Present the following entries again, word for word and in full.

Dataset excerpts
◇ ◇ ◇ ◇ ◇ ◇ ◇

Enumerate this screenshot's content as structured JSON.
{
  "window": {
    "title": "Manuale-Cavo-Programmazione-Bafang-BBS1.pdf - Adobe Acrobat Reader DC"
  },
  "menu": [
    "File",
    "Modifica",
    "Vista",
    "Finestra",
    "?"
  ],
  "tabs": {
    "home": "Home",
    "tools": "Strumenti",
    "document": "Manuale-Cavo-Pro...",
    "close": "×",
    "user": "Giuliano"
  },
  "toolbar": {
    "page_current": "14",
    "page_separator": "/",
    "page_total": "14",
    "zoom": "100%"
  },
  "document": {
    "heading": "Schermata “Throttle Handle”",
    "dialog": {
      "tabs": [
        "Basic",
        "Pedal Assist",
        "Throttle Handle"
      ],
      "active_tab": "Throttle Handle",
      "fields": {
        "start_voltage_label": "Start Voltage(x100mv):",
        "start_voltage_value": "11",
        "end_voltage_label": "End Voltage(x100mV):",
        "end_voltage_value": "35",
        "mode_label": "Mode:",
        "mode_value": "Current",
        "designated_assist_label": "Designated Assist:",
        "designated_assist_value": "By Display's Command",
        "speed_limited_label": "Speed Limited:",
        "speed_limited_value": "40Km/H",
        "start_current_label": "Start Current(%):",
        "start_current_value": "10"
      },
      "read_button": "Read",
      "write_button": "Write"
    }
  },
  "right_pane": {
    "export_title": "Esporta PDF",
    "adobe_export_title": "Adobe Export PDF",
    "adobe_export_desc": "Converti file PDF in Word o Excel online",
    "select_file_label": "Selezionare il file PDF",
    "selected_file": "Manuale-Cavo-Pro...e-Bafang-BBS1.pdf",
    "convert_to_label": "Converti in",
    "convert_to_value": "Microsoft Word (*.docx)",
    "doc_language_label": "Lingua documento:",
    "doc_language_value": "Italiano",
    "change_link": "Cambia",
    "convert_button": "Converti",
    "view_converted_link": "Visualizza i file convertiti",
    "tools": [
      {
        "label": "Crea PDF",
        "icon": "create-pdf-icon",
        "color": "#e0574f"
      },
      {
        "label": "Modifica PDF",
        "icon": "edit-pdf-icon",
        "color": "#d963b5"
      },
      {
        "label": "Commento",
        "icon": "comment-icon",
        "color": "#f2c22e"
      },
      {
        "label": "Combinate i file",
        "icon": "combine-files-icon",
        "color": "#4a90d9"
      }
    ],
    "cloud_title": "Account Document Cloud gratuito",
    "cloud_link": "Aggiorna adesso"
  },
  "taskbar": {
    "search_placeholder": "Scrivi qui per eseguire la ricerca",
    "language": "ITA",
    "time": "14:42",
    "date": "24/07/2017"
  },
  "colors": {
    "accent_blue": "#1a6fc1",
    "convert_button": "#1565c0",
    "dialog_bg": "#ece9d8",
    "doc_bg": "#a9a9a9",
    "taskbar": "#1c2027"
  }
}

◇ ◇ ◇ ◇ ◇ ◇ ◇

§ Task result:
Enumerate this screenshot's content as structured JSON.
{
  "window": {
    "title": "Manuale-Cavo-Programmazione-Bafang-BBS1.pdf - Adobe Acrobat Reader DC"
  },
  "menu": [
    "File",
    "Modifica",
    "Vista",
    "Finestra",
    "?"
  ],
  "tabs": {
    "home": "Home",
    "tools": "Strumenti",
    "document": "Manuale-Cavo-Pro...",
    "close": "×",
    "user": "Giuliano"
  },
  "toolbar": {
    "page_current": "14",
    "page_separator": "/",
    "page_total": "14",
    "zoom": "100%"
  },
  "document": {
    "heading": "Schermata “Throttle Handle”",
    "dialog": {
      "tabs": [
        "Basic",
        "Pedal Assist",
        "Throttle Handle"
      ],
      "active_tab": "Throttle Handle",
      "fields": {
        "start_voltage_label": "Start Voltage(x100mv):",
        "start_voltage_value": "11",
        "end_voltage_label": "End Voltage(x100mV):",
        "end_voltage_value": "35",
        "mode_label": "Mode:",
        "mode_value": "Current",
        "designated_assist_label": "Designated Assist:",
        "designated_assist_value": "By Display's Command",
        "speed_limited_label": "Speed Limited:",
        "speed_limited_value": "40Km/H",
        "start_current_label": "Start Current(%):",
        "start_current_value": "10"
      },
      "read_button": "Read",
      "write_button": "Write"
    }
  },
  "right_pane": {
    "export_title": "Esporta PDF",
    "adobe_export_title": "Adobe Export PDF",
    "adobe_export_desc": "Converti file PDF in Word o Excel online",
    "select_file_label": "Selezionare il file PDF",
    "selected_file": "Manuale-Cavo-Pro...e-Bafang-BBS1.pdf",
    "convert_to_label": "Converti in",
    "convert_to_value": "Microsoft Word (*.docx)",
    "doc_language_label": "Lingua documento:",
    "doc_language_value": "Italiano",
    "change_link": "Cambia",
    "convert_button": "Converti",
    "view_converted_link": "Visualizza i file convertiti",
    "tools": [
      {
        "label": "Crea PDF",
        "icon": "create-pdf-icon",
        "color": "#e0574f"
      },
      {
        "label": "Modifica PDF",
        "icon": "edit-pdf-icon",
        "color": "#d963b5"
      },
      {
        "label": "Commento",
        "icon": "comment-icon",
        "color": "#f2c22e"
      },
      {
        "label": "Combinate i file",
        "icon": "combine-files-icon",
        "color": "#4a90d9"
      }
    ],
    "cloud_title": "Account Document Cloud gratuito",
    "cloud_link": "Aggiorna adesso"
  },
  "taskbar": {
    "search_placeholder": "Scrivi qui per eseguire la ricerca",
    "language": "ITA",
    "time": "14:42",
    "date": "24/07/2017"
  },
  "colors": {
    "accent_blue": "#1a6fc1",
    "convert_button": "#1565c0",
    "dialog_bg": "#ece9d8",
    "doc_bg": "#a9a9a9",
    "taskbar": "#1c2027"
  }
}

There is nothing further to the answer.